§ **Requirement**: From the entries below, work out the number of lines that hold the word "ALTER", and give that number alone.

§ **Exercise material**:

::::

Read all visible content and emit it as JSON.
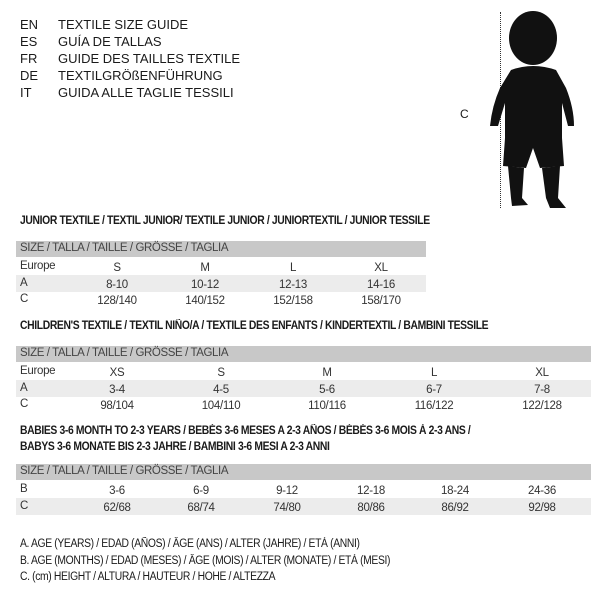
{
  "header": [
    {
      "code": "EN",
      "title": "TEXTILE SIZE GUIDE"
    },
    {
      "code": "ES",
      "title": "GUÍA DE TALLAS"
    },
    {
      "code": "FR",
      "title": "GUIDE DES TAILLES TEXTILE"
    },
    {
      "code": "DE",
      "title": "TEXTILGRÖßENFÜHRUNG"
    },
    {
      "code": "IT",
      "title": "GUIDA ALLE TAGLIE TESSILI"
    }
  ],
  "figure": {
    "measure_label": "C",
    "icon": "child-silhouette-icon"
  },
  "size_label": "SIZE / TALLA / TAILLE / GRÖSSE / TAGLIA",
  "junior": {
    "title": "JUNIOR TEXTILE / TEXTIL JUNIOR/ TEXTILE JUNIOR / JUNIORTEXTIL / JUNIOR TESSILE",
    "rows": [
      {
        "label": "Europe",
        "values": [
          "S",
          "M",
          "L",
          "XL"
        ]
      },
      {
        "label": "A",
        "values": [
          "8-10",
          "10-12",
          "12-13",
          "14-16"
        ]
      },
      {
        "label": "C",
        "values": [
          "128/140",
          "140/152",
          "152/158",
          "158/170"
        ]
      }
    ]
  },
  "children": {
    "title": "CHILDREN'S TEXTILE / TEXTIL NIÑO/A / TEXTILE DES ENFANTS / KINDERTEXTIL / BAMBINI TESSILE",
    "rows": [
      {
        "label": "Europe",
        "values": [
          "XS",
          "S",
          "M",
          "L",
          "XL"
        ]
      },
      {
        "label": "A",
        "values": [
          "3-4",
          "4-5",
          "5-6",
          "6-7",
          "7-8"
        ]
      },
      {
        "label": "C",
        "values": [
          "98/104",
          "104/110",
          "110/116",
          "116/122",
          "122/128"
        ]
      }
    ]
  },
  "babies": {
    "title_line1": "BABIES 3-6 MONTH TO 2-3 YEARS / BEBÉS 3-6 MESES A 2-3 AÑOS / BÉBÉS 3-6 MOIS À 2-3 ANS /",
    "title_line2": "BABYS 3-6 MONATE BIS 2-3 JAHRE / BAMBINI 3-6 MESI A 2-3 ANNI",
    "rows": [
      {
        "label": "B",
        "values": [
          "3-6",
          "6-9",
          "9-12",
          "12-18",
          "18-24",
          "24-36"
        ]
      },
      {
        "label": "C",
        "values": [
          "62/68",
          "68/74",
          "74/80",
          "80/86",
          "86/92",
          "92/98"
        ]
      }
    ]
  },
  "legend": [
    "A. AGE (YEARS) / EDAD (AÑOS) / ÂGE (ANS) / ALTER (JAHRE) / ETÀ (ANNI)",
    "B. AGE (MONTHS) / EDAD (MESES) / ÂGE (MOIS) / ALTER (MONATE) / ETÀ (MESI)",
    "C. (cm) HEIGHT / ALTURA / HAUTEUR / HÖHE / ALTEZZA"
  ]
}
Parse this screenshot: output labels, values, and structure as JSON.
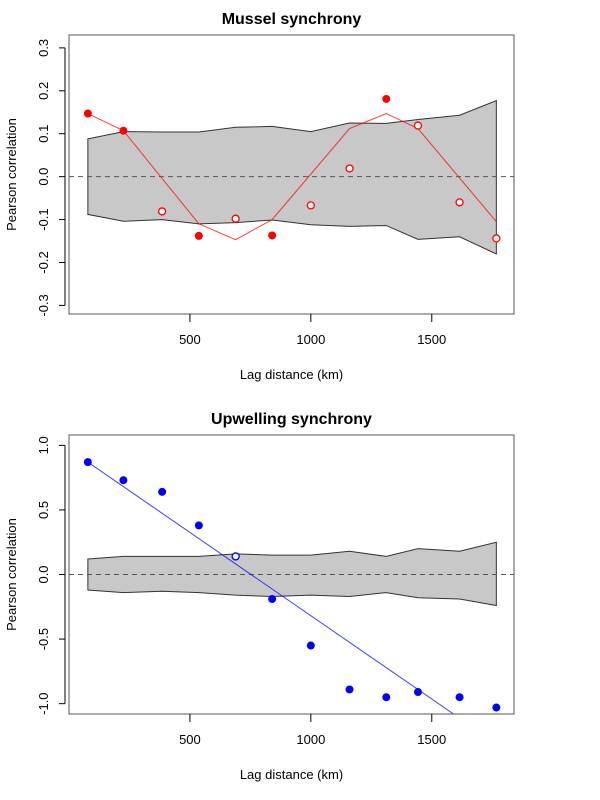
{
  "chart_data": [
    {
      "type": "line",
      "title": "Mussel synchrony",
      "xlabel": "Lag distance (km)",
      "ylabel": "Pearson correlation",
      "xlim": [
        0,
        1840
      ],
      "ylim": [
        -0.32,
        0.33
      ],
      "xticks": [
        500,
        1000,
        1500
      ],
      "xtick_labels": [
        "500",
        "1000",
        "1500"
      ],
      "yticks": [
        -0.3,
        -0.2,
        -0.1,
        0.0,
        0.1,
        0.2,
        0.3
      ],
      "ytick_labels": [
        "-0.3",
        "-0.2",
        "-0.1",
        "0.0",
        "0.1",
        "0.2",
        "0.3"
      ],
      "reference_line": 0.0,
      "color": "#ff0000",
      "x": [
        78,
        225,
        385,
        537,
        689,
        840,
        1000,
        1160,
        1312,
        1443,
        1615,
        1767
      ],
      "values": [
        0.147,
        0.107,
        -0.081,
        -0.138,
        -0.098,
        -0.137,
        -0.067,
        0.019,
        0.181,
        0.119,
        -0.06,
        -0.144
      ],
      "significant": [
        true,
        true,
        false,
        true,
        false,
        true,
        false,
        false,
        true,
        false,
        false,
        false
      ],
      "envelope_upper": [
        0.088,
        0.105,
        0.104,
        0.104,
        0.115,
        0.117,
        0.105,
        0.125,
        0.124,
        0.133,
        0.143,
        0.177
      ],
      "envelope_lower": [
        -0.088,
        -0.104,
        -0.1,
        -0.11,
        -0.107,
        -0.101,
        -0.112,
        -0.116,
        -0.114,
        -0.146,
        -0.14,
        -0.18
      ],
      "fit_line": {
        "x": [
          78,
          225,
          537,
          689,
          840,
          1160,
          1312,
          1443,
          1767
        ],
        "y": [
          0.147,
          0.107,
          -0.11,
          -0.147,
          -0.1,
          0.112,
          0.147,
          0.112,
          -0.105
        ]
      },
      "grid": false
    },
    {
      "type": "scatter",
      "title": "Upwelling synchrony",
      "xlabel": "Lag distance (km)",
      "ylabel": "Pearson correlation",
      "xlim": [
        0,
        1840
      ],
      "ylim": [
        -1.08,
        1.08
      ],
      "xticks": [
        500,
        1000,
        1500
      ],
      "xtick_labels": [
        "500",
        "1000",
        "1500"
      ],
      "yticks": [
        -1.0,
        -0.5,
        0.0,
        0.5,
        1.0
      ],
      "ytick_labels": [
        "-1.0",
        "-0.5",
        "0.0",
        "0.5",
        "1.0"
      ],
      "reference_line": 0.0,
      "color": "#0000ff",
      "x": [
        78,
        225,
        385,
        537,
        689,
        840,
        1000,
        1160,
        1312,
        1443,
        1615,
        1767
      ],
      "values": [
        0.87,
        0.73,
        0.64,
        0.38,
        0.14,
        -0.19,
        -0.55,
        -0.89,
        -0.95,
        -0.91,
        -0.95,
        -1.03
      ],
      "significant": [
        true,
        true,
        true,
        true,
        false,
        true,
        true,
        true,
        true,
        true,
        true,
        true
      ],
      "envelope_upper": [
        0.12,
        0.14,
        0.14,
        0.14,
        0.16,
        0.15,
        0.15,
        0.18,
        0.14,
        0.2,
        0.18,
        0.25
      ],
      "envelope_lower": [
        -0.12,
        -0.14,
        -0.13,
        -0.14,
        -0.16,
        -0.17,
        -0.16,
        -0.17,
        -0.14,
        -0.18,
        -0.19,
        -0.24
      ],
      "fit_line": {
        "x": [
          78,
          1590
        ],
        "y": [
          0.87,
          -1.08
        ]
      },
      "grid": false
    }
  ]
}
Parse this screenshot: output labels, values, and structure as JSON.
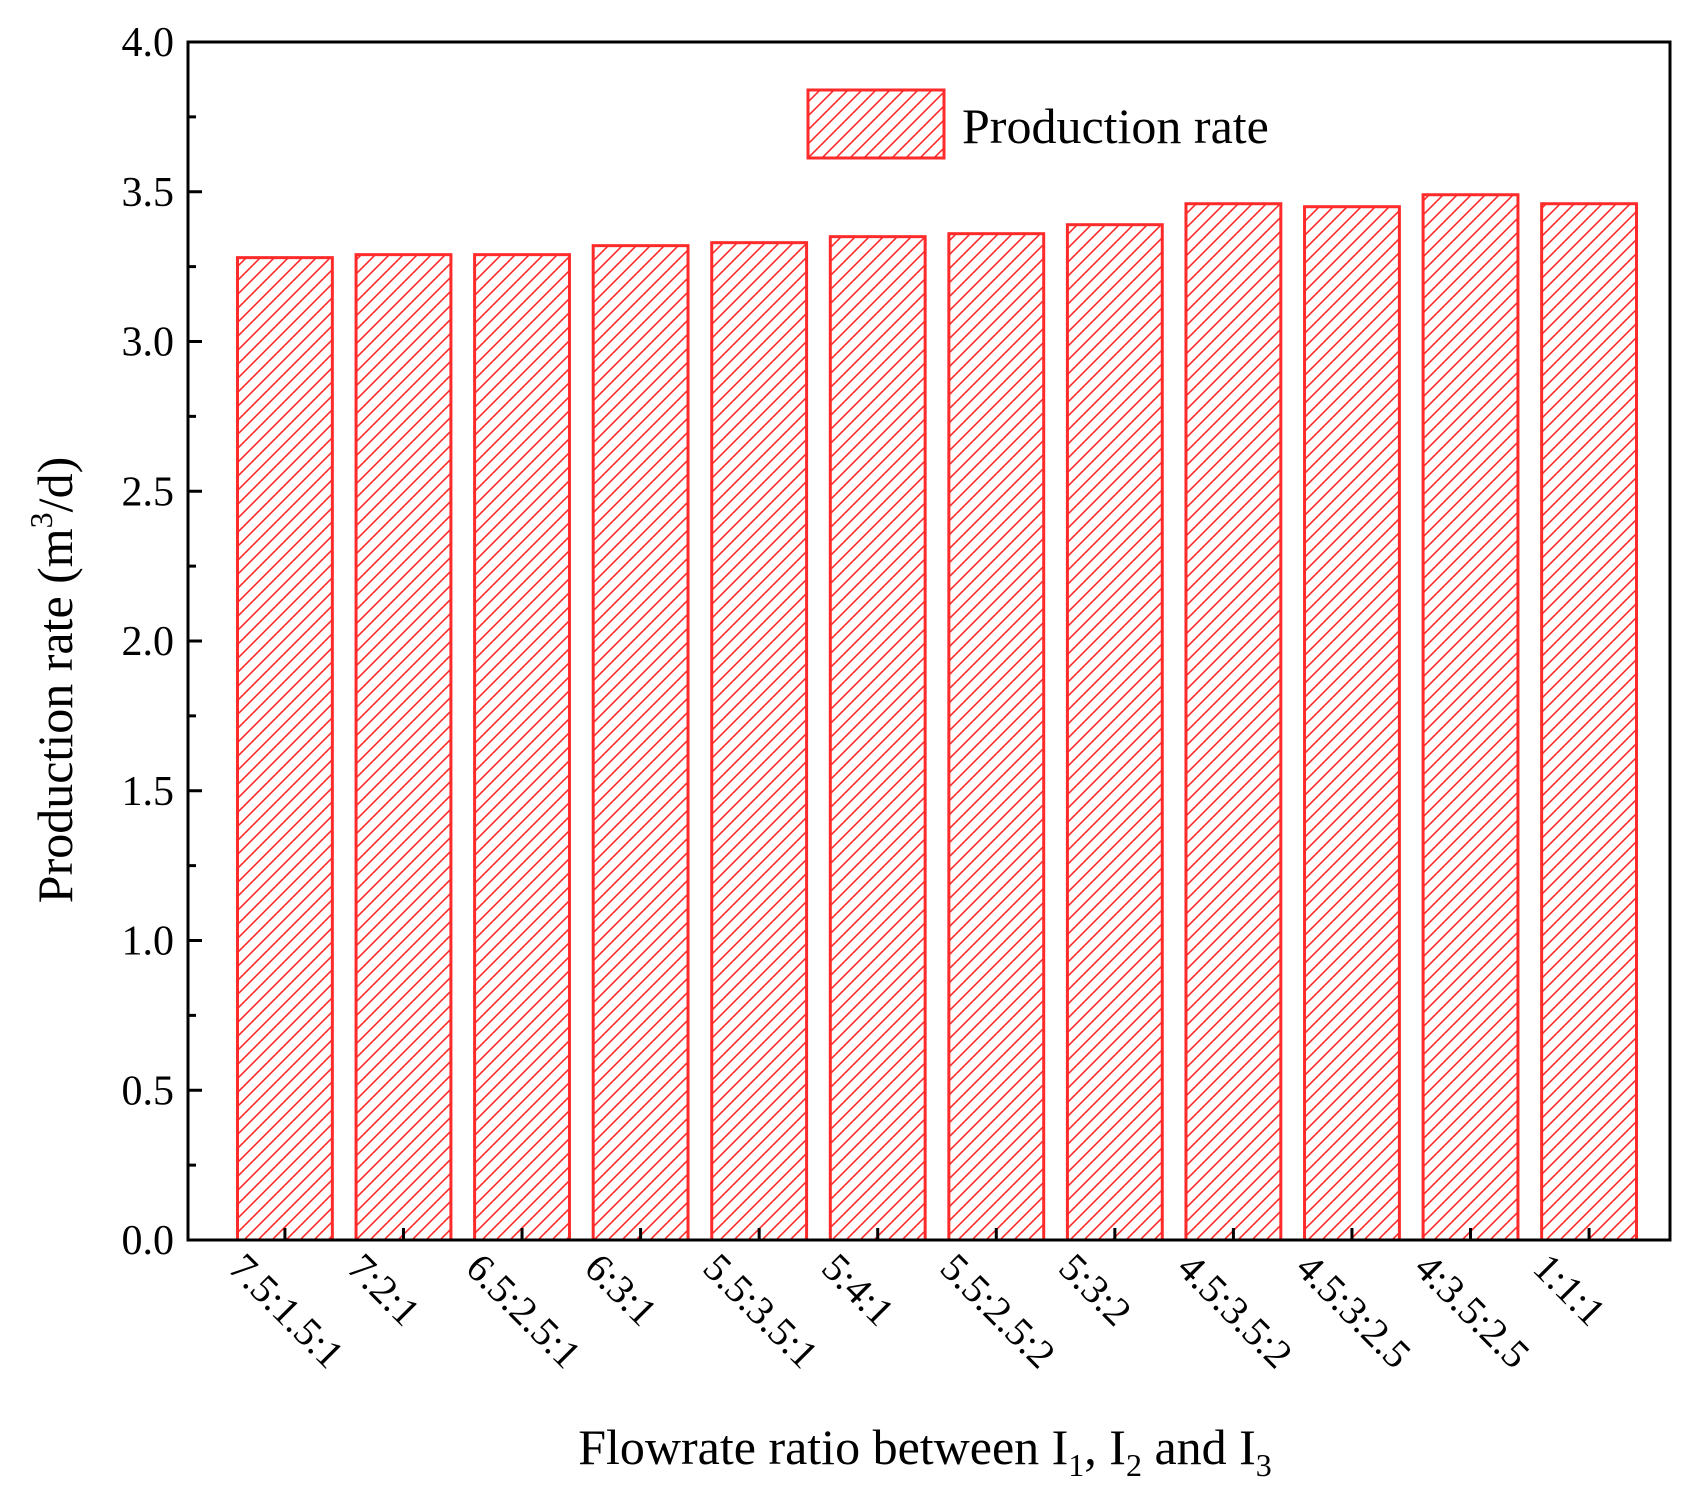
{
  "chart_data": {
    "type": "bar",
    "categories": [
      "7.5:1.5:1",
      "7:2:1",
      "6.5:2.5:1",
      "6:3:1",
      "5.5:3.5:1",
      "5:4:1",
      "5.5:2.5:2",
      "5:3:2",
      "4.5:3.5:2",
      "4.5:3:2.5",
      "4:3.5:2.5",
      "1:1:1"
    ],
    "series": [
      {
        "name": "Production rate",
        "values": [
          3.28,
          3.29,
          3.29,
          3.32,
          3.33,
          3.35,
          3.36,
          3.39,
          3.46,
          3.45,
          3.49,
          3.46
        ]
      }
    ],
    "title": "",
    "xlabel": "Flowrate ratio between I1, I2 and I3",
    "xlabel_parts": {
      "text": "Flowrate ratio between I",
      "sub1": "1",
      "mid1": ", I",
      "sub2": "2",
      "mid2": " and I",
      "sub3": "3"
    },
    "ylabel": "Production rate (m3/d)",
    "ylabel_parts": {
      "text": "Production rate (m",
      "sup": "3",
      "tail": "/d)"
    },
    "ylim": [
      0,
      4.0
    ],
    "yticks": [
      "0.0",
      "0.5",
      "1.0",
      "1.5",
      "2.0",
      "2.5",
      "3.0",
      "3.5",
      "4.0"
    ],
    "grid": false,
    "legend_position": "top-right",
    "colors": {
      "bar": "#ff2a2a",
      "axis": "#000000"
    }
  }
}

::::

§ **Finished task**: 2